- **TASK DIRECTIONS**
Check each line of the records below and collect those holding "muted".

[Start of PROVIDED ENTRIES]

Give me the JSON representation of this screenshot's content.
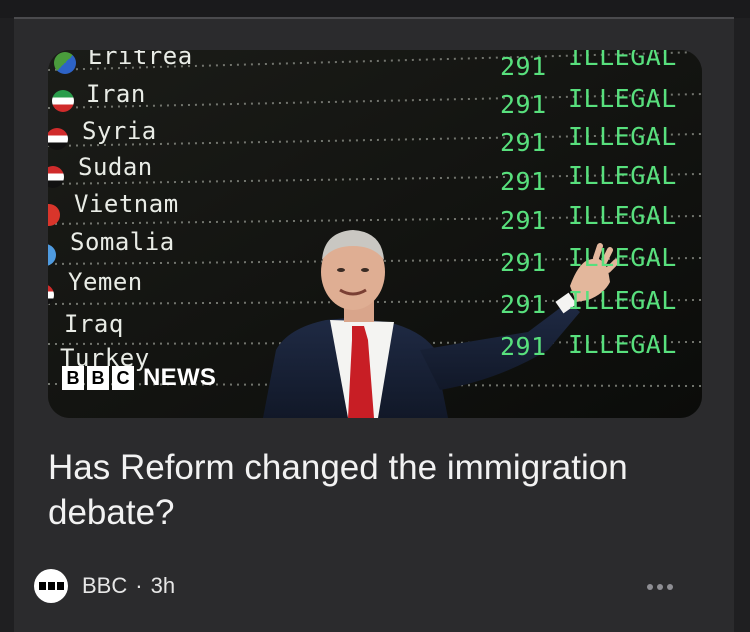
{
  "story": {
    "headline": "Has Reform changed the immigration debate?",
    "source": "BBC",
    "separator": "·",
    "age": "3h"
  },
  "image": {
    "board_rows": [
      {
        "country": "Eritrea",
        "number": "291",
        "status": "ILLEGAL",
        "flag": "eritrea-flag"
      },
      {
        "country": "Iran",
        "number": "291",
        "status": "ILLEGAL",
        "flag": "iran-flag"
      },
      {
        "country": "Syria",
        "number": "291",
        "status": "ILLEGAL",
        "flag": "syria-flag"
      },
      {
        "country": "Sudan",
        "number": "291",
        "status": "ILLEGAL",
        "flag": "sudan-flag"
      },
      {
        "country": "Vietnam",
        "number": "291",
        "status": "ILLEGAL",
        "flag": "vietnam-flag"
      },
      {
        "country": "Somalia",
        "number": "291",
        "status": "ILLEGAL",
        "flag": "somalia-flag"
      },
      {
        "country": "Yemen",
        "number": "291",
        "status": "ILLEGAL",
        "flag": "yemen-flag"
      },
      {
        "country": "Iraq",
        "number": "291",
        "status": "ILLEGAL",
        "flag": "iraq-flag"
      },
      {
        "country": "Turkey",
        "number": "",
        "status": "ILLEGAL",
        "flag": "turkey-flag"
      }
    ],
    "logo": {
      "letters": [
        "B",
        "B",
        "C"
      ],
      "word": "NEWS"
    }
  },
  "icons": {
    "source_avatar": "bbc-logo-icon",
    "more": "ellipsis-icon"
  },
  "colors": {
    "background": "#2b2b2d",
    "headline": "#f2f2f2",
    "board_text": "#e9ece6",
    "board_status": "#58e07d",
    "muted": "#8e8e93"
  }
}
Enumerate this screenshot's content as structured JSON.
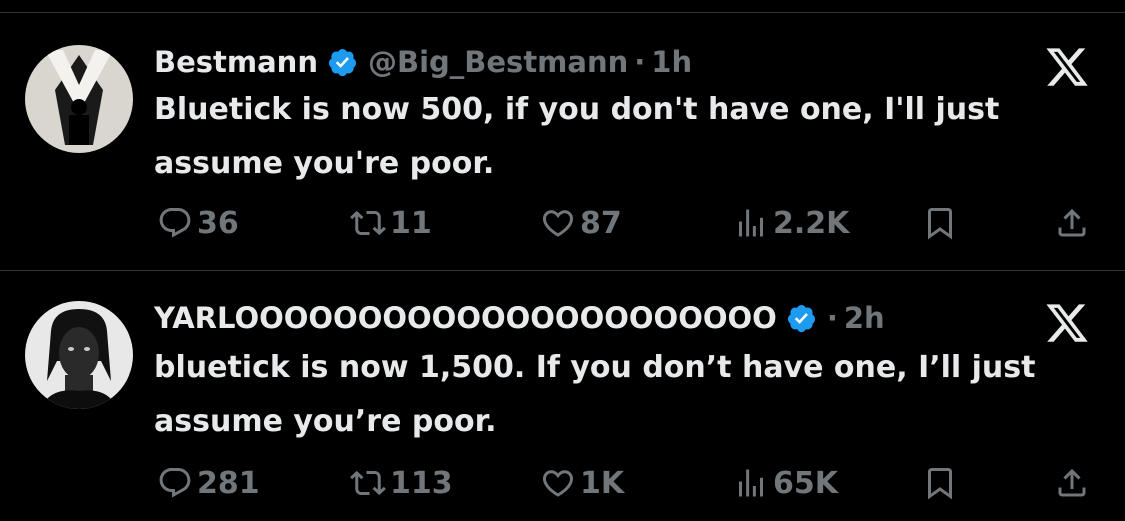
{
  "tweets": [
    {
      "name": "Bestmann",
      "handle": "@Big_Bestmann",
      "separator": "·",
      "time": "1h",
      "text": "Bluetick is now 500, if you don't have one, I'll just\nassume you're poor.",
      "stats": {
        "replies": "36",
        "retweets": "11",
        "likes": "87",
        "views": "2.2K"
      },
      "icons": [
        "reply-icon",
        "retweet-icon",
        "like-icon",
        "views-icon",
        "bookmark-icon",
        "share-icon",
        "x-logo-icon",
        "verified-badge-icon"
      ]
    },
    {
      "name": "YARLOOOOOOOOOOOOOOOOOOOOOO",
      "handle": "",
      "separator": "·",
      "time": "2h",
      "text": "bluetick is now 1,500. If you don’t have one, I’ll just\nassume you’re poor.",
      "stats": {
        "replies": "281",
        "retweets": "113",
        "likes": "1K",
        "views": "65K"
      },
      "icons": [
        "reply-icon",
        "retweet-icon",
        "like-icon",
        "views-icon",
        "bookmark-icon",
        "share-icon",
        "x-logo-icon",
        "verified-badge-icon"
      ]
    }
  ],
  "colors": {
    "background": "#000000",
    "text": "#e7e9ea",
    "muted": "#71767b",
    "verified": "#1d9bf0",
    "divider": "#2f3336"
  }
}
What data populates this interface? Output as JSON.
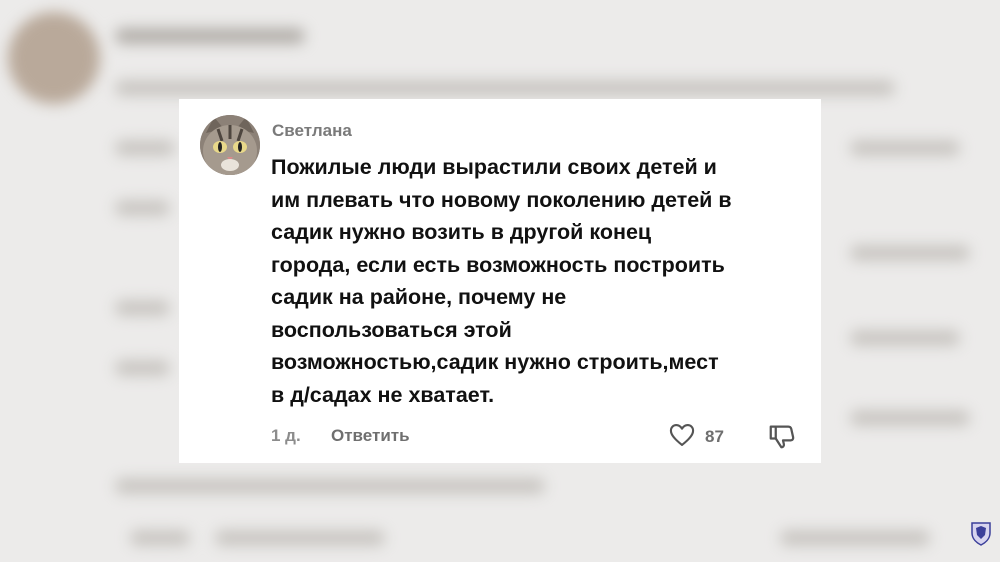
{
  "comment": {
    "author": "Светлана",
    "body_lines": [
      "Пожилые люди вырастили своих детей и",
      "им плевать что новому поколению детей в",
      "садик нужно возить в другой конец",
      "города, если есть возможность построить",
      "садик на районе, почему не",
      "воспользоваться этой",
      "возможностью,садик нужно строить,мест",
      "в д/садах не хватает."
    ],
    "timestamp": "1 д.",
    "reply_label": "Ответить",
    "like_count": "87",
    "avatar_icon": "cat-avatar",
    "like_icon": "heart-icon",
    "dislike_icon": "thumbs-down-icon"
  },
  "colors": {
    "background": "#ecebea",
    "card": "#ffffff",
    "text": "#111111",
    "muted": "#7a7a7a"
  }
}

[End of PROVIDED ENTRIES]
[Start of PROVIDED ENTRIES]

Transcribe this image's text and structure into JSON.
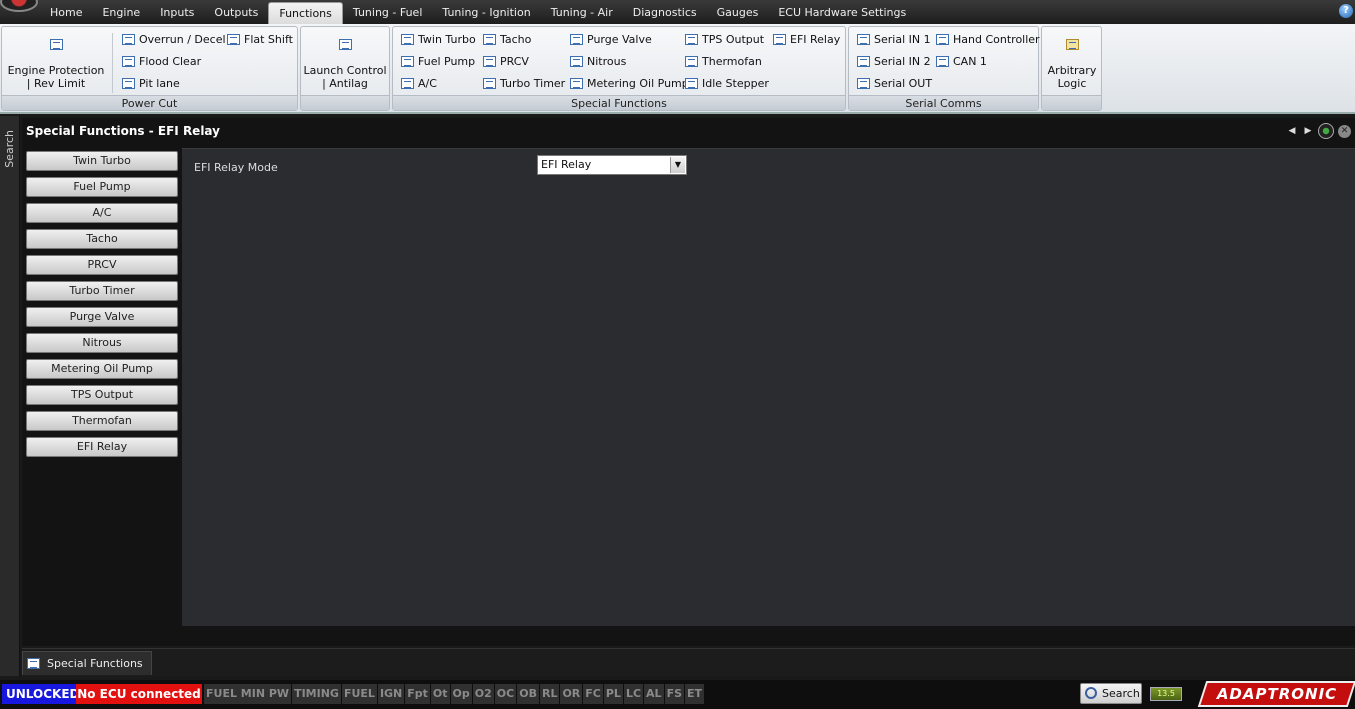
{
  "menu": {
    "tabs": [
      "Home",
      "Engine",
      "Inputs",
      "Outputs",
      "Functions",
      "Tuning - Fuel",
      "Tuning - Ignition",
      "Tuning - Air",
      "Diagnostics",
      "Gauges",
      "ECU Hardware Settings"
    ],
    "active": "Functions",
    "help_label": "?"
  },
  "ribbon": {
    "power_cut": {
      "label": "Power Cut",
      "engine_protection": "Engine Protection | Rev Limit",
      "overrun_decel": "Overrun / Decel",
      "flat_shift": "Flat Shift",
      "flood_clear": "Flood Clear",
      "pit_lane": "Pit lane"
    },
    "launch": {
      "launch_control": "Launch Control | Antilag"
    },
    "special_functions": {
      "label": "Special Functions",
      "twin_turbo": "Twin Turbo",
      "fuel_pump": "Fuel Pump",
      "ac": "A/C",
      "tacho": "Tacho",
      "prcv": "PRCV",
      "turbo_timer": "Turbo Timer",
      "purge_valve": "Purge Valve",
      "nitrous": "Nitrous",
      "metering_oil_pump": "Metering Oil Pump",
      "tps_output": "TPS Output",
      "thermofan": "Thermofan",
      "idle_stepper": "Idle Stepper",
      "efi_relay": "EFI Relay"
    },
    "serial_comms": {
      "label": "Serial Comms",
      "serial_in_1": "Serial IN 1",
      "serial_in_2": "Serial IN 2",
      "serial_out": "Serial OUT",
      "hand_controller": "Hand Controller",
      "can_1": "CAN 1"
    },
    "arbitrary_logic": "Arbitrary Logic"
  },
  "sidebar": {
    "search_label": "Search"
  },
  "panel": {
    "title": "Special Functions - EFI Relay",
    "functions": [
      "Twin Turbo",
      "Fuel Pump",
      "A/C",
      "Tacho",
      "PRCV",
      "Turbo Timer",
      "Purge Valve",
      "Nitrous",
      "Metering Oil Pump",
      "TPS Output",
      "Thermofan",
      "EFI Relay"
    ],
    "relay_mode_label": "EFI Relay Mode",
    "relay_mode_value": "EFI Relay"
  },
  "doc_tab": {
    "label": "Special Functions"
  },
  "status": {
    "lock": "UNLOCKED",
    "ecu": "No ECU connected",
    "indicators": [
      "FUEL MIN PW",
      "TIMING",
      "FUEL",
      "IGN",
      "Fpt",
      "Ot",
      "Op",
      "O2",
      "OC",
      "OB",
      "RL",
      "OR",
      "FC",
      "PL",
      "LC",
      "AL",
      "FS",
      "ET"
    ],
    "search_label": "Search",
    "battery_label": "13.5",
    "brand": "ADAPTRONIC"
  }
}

[End of PROVIDED ENTRIES]
[Start of PROVIDED ENTRIES]

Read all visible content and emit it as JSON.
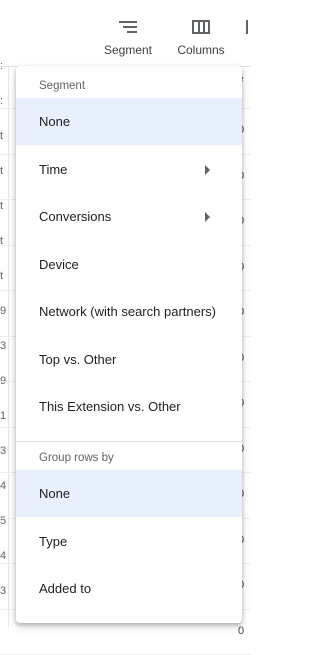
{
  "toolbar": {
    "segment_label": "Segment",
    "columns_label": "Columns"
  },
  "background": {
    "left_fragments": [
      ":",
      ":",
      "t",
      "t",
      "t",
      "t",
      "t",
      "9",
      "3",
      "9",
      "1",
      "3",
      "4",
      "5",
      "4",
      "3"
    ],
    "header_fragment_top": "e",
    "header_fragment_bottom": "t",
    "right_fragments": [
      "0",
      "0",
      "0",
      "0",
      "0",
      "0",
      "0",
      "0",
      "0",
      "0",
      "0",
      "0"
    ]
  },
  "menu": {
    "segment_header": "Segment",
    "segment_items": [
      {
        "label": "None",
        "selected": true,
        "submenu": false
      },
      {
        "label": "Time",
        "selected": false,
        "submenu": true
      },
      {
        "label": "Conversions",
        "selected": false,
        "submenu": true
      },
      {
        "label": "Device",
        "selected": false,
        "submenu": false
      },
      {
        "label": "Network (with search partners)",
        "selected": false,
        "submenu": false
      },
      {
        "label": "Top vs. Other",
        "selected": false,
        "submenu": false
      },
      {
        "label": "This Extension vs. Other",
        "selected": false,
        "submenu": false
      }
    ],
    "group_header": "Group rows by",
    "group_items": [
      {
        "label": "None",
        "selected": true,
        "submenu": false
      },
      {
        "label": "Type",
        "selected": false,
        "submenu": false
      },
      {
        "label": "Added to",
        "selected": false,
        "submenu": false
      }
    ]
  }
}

[End of PROVIDED ENTRIES]

- **RESPONSE TO THIS EXERCISE**
    "muted": "#8e8e93"
    "muted": "#71767b",
    "muted": "#7a7a7a"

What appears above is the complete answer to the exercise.